_TO BE DONE_.
Using the data below, gather each line that includes the word "arancio".

_SUPPLIED ENTRIES_.
_ _ _ _ _
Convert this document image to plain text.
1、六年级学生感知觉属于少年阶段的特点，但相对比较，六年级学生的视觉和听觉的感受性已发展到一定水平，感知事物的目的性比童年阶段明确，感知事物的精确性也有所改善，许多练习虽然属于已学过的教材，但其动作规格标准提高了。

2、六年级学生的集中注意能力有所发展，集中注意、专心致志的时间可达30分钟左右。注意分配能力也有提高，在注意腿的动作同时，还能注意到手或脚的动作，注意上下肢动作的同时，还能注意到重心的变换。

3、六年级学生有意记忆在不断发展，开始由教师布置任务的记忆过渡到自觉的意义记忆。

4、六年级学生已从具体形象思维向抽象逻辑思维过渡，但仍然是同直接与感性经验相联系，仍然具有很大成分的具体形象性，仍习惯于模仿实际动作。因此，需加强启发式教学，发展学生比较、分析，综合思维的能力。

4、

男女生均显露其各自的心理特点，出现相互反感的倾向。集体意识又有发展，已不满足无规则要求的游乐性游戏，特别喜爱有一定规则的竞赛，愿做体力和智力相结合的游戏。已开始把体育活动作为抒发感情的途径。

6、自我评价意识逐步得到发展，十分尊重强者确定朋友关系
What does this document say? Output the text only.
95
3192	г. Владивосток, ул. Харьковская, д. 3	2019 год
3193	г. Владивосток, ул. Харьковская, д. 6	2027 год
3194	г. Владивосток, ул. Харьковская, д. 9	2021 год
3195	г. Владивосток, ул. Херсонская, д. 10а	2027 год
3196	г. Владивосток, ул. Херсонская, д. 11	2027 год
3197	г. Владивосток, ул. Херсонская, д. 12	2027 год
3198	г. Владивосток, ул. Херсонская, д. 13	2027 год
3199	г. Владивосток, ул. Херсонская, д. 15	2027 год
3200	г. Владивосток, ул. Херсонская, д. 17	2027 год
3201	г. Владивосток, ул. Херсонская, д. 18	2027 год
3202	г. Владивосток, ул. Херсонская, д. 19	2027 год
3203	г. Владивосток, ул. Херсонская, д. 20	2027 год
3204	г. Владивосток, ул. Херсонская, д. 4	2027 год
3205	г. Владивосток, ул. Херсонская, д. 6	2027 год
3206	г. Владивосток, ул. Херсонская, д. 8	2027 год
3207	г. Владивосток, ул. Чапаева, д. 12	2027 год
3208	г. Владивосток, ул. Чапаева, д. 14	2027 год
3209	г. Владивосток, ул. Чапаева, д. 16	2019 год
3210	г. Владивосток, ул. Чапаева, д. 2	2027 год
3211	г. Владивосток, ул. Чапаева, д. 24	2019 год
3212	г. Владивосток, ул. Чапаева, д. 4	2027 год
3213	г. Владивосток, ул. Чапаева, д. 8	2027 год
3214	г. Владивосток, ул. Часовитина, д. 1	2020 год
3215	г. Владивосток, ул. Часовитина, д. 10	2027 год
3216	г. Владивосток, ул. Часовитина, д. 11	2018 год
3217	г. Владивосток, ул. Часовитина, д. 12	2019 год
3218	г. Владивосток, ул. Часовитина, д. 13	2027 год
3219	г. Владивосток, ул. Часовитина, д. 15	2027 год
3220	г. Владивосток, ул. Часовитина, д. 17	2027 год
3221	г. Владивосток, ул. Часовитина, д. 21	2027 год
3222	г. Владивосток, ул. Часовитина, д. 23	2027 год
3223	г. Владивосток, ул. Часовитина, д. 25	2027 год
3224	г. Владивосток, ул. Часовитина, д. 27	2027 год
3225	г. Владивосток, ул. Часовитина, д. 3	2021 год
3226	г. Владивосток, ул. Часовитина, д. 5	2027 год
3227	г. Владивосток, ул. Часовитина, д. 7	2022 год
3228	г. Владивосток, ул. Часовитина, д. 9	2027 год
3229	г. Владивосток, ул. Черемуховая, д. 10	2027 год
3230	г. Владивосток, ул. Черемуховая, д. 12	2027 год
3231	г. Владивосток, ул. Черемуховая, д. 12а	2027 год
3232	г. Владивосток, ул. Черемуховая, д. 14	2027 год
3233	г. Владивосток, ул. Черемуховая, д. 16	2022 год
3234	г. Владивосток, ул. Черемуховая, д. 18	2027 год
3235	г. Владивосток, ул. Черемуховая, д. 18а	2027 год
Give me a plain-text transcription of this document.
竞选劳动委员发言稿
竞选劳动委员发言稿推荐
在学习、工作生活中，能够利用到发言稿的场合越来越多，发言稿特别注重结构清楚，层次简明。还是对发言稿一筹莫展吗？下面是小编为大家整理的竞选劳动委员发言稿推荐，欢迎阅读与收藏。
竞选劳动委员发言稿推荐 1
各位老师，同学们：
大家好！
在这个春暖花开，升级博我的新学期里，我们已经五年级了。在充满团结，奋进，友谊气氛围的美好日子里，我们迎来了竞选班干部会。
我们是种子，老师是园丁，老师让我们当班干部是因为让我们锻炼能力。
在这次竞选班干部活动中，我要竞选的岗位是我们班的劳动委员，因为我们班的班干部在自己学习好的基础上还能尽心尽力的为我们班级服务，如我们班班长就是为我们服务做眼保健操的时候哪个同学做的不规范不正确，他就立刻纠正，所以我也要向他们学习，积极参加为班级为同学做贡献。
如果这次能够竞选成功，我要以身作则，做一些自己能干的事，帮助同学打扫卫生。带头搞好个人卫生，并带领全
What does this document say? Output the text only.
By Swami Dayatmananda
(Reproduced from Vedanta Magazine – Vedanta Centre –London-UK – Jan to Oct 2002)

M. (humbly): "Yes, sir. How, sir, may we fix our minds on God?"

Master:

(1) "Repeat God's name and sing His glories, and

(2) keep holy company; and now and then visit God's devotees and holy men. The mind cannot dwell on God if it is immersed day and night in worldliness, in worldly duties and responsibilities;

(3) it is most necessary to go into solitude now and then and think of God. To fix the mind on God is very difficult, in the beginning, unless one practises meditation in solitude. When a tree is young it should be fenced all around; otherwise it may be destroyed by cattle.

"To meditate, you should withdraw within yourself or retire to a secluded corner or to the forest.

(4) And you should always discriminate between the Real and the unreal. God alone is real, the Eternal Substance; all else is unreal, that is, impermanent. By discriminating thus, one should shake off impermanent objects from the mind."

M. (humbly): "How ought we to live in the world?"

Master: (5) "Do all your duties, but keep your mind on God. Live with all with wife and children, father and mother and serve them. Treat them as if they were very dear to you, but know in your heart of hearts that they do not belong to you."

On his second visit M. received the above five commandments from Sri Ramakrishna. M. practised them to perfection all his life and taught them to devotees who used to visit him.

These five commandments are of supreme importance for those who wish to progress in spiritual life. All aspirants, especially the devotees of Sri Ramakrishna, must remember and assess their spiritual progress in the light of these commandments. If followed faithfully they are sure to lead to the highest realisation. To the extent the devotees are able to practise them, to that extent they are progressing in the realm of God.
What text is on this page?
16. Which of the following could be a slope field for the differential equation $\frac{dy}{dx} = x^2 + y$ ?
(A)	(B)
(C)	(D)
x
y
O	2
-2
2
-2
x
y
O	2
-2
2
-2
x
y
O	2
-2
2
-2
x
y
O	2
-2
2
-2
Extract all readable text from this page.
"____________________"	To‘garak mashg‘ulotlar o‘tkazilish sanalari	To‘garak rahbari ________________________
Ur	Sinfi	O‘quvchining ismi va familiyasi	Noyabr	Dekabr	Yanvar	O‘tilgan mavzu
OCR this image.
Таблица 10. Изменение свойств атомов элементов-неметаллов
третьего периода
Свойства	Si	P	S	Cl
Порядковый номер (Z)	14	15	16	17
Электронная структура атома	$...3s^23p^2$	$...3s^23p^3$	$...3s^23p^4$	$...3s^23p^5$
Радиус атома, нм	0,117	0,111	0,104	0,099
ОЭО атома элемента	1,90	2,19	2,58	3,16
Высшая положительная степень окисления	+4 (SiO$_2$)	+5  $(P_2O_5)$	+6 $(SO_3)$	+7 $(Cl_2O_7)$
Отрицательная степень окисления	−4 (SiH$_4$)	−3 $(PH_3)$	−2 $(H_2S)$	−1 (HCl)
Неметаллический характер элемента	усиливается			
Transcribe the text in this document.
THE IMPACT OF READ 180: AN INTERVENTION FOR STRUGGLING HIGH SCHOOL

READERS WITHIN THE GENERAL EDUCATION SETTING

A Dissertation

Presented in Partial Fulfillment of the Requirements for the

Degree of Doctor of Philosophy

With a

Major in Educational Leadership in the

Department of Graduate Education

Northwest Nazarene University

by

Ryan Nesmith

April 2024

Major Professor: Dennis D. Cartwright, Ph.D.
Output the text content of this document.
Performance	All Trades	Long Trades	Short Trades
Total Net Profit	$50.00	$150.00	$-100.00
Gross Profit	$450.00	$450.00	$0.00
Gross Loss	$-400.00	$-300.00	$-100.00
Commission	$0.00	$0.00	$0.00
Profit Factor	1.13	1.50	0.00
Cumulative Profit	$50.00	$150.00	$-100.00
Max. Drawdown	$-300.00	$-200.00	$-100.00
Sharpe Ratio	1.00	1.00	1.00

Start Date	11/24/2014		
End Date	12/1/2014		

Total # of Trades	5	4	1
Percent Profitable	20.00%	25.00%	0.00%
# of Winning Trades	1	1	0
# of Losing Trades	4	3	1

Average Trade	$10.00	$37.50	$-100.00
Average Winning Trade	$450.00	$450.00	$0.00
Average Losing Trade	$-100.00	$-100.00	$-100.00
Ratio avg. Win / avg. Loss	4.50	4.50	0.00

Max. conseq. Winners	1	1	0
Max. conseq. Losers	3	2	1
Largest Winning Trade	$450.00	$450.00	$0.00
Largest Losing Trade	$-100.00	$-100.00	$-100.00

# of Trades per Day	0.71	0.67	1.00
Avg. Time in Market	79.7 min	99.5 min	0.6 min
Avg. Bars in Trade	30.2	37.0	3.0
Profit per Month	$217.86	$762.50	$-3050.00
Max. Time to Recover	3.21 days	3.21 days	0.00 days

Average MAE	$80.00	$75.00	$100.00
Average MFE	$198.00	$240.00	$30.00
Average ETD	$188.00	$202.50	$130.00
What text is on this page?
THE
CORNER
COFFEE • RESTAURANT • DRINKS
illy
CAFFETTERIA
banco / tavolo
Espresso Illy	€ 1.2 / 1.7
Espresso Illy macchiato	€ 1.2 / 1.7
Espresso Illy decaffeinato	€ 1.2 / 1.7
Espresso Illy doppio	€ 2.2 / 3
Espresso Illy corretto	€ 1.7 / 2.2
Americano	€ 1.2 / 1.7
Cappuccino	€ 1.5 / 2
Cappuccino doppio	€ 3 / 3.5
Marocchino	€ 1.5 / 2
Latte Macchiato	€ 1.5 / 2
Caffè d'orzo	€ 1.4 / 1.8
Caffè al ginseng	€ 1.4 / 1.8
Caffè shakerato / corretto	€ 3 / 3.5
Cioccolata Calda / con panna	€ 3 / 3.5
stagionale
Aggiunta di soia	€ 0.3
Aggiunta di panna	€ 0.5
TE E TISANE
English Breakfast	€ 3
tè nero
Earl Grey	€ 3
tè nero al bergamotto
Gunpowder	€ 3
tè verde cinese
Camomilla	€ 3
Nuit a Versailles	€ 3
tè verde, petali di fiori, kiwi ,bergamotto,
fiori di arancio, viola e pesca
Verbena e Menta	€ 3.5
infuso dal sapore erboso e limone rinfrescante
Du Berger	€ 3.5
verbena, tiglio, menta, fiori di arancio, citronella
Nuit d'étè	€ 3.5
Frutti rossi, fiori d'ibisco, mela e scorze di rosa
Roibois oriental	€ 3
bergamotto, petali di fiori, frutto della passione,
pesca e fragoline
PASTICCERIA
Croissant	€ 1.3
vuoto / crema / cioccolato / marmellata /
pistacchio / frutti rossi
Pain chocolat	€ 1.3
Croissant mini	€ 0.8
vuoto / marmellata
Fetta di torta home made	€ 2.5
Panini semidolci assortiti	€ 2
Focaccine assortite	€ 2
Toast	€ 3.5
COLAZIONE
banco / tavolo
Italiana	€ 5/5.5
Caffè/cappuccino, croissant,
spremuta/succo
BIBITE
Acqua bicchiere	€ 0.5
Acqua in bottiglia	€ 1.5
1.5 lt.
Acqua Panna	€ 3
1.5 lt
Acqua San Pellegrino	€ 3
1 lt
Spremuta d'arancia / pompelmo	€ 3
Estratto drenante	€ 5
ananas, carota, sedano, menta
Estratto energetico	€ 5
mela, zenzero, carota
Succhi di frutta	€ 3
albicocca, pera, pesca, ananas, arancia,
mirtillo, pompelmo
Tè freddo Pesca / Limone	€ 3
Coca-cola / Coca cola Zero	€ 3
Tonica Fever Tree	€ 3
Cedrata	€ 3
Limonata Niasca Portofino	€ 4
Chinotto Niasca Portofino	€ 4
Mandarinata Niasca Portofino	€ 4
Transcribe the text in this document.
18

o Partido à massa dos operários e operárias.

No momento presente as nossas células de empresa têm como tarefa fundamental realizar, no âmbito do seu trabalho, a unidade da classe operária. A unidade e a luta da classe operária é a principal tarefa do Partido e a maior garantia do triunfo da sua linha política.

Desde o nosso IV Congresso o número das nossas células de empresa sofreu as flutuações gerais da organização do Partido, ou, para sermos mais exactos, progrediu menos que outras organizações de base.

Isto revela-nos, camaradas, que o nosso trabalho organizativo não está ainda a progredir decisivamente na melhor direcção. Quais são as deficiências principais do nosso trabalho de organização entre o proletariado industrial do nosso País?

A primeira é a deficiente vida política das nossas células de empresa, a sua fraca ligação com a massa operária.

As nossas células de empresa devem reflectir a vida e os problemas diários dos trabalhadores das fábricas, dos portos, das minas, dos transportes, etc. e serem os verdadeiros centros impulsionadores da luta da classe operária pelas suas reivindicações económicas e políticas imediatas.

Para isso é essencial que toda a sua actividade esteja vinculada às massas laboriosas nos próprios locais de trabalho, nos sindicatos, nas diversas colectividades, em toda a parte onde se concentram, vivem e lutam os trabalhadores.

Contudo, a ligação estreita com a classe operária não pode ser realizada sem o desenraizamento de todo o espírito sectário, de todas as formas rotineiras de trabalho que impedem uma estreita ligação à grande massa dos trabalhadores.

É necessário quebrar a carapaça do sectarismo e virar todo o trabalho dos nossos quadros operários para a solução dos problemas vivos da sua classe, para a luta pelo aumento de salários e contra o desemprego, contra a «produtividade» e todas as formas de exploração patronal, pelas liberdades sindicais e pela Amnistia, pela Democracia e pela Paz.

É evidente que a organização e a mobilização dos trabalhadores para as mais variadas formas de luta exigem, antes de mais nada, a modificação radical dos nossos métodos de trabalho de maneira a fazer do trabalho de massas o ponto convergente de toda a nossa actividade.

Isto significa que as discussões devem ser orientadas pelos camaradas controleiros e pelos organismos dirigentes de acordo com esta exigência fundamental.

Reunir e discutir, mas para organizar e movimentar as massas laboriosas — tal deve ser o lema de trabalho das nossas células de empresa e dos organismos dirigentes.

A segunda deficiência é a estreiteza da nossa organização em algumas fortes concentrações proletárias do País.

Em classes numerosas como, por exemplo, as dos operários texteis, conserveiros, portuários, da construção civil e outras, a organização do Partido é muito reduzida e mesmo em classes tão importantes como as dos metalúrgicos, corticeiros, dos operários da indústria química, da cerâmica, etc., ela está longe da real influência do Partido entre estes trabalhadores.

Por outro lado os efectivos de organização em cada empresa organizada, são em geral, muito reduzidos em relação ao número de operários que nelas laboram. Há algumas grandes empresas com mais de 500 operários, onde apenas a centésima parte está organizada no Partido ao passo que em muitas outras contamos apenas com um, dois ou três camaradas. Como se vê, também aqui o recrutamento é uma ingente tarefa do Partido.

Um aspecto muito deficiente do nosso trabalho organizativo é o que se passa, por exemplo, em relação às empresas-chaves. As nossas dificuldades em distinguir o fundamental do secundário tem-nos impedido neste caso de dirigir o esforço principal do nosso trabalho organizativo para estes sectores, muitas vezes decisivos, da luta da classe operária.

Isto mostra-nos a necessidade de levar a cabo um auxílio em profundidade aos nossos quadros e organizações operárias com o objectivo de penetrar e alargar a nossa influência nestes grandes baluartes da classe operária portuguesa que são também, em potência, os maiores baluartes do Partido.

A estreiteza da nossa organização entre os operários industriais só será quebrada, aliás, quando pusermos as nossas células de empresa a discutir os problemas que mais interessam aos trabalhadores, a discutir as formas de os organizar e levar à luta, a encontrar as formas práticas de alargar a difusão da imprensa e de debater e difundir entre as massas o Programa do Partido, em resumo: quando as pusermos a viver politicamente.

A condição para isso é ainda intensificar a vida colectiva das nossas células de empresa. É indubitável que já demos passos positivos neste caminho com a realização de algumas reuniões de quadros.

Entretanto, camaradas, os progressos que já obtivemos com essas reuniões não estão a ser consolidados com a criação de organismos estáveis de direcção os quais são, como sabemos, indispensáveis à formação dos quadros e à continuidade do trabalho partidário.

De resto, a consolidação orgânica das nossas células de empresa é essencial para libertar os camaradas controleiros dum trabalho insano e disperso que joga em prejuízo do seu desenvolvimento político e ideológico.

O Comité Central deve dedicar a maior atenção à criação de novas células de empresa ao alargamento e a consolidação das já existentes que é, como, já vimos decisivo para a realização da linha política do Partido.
_ _ _ _ _
_OUTPUT OF THE EXERCISE_.
fiori di arancio, viola e pesca
verbena, tiglio, menta, fiori di arancio, citronella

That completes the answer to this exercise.